◆ **Objective**: Reproduce all lines of the listing below in which the word "color" occurs.

◆ **Material**:

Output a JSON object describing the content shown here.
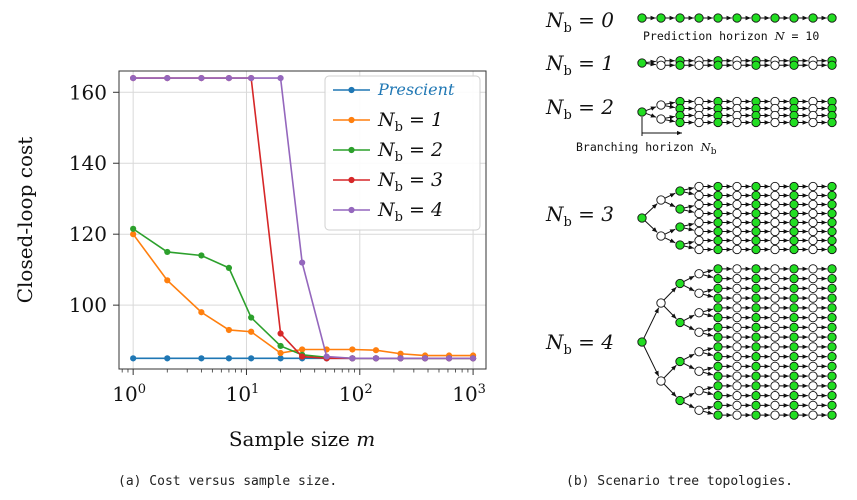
{
  "panel_a": {
    "caption": "(a) Cost versus sample size."
  },
  "panel_b": {
    "caption": "(b) Scenario tree topologies.",
    "prediction_label": "Prediction horizon N = 10",
    "branching_label": "Branching horizon N_b",
    "rows": [
      {
        "label": "N_b = 0",
        "nb": 0
      },
      {
        "label": "N_b = 1",
        "nb": 1
      },
      {
        "label": "N_b = 2",
        "nb": 2
      },
      {
        "label": "N_b = 3",
        "nb": 3
      },
      {
        "label": "N_b = 4",
        "nb": 4
      }
    ]
  },
  "chart_data": {
    "type": "line",
    "xlabel": "Sample size m",
    "ylabel": "Closed-loop cost",
    "xscale": "log",
    "xlim": [
      0.75,
      1300
    ],
    "ylim": [
      82,
      166
    ],
    "yticks": [
      100,
      120,
      140,
      160
    ],
    "xticks": [
      {
        "label": "10^0",
        "value": 1
      },
      {
        "label": "10^1",
        "value": 10
      },
      {
        "label": "10^2",
        "value": 100
      },
      {
        "label": "10^3",
        "value": 1000
      }
    ],
    "grid": true,
    "legend_position": "top-right",
    "x": [
      1,
      2,
      4,
      7,
      11,
      20,
      31,
      51,
      86,
      139,
      229,
      377,
      614,
      1000
    ],
    "series": [
      {
        "name": "Prescient",
        "color": "#1f77b4",
        "values": [
          85,
          85,
          85,
          85,
          85,
          85,
          85,
          85,
          85,
          85,
          85,
          85,
          85,
          85
        ]
      },
      {
        "name": "N_b = 1",
        "color": "#ff7f0e",
        "values": [
          120,
          107,
          98,
          93,
          92.5,
          86.5,
          87.5,
          87.5,
          87.5,
          87.3,
          86.3,
          85.8,
          85.8,
          85.8
        ]
      },
      {
        "name": "N_b = 2",
        "color": "#2ca02c",
        "values": [
          121.5,
          115,
          114,
          110.5,
          96.5,
          88.5,
          86,
          85.3,
          85,
          85,
          85,
          85,
          85,
          85
        ]
      },
      {
        "name": "N_b = 3",
        "color": "#d62728",
        "values": [
          164,
          164,
          164,
          164,
          164,
          92,
          85.5,
          85,
          85,
          85,
          85,
          85,
          85,
          85
        ]
      },
      {
        "name": "N_b = 4",
        "color": "#9467bd",
        "values": [
          164,
          164,
          164,
          164,
          164,
          164,
          112,
          85.5,
          85,
          85,
          85,
          85,
          85,
          85
        ]
      }
    ]
  }
}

◆ **Final answer**:
        "color": "#1f77b4",
        "color": "#ff7f0e",
        "color": "#2ca02c",
        "color": "#d62728",
        "color": "#9467bd",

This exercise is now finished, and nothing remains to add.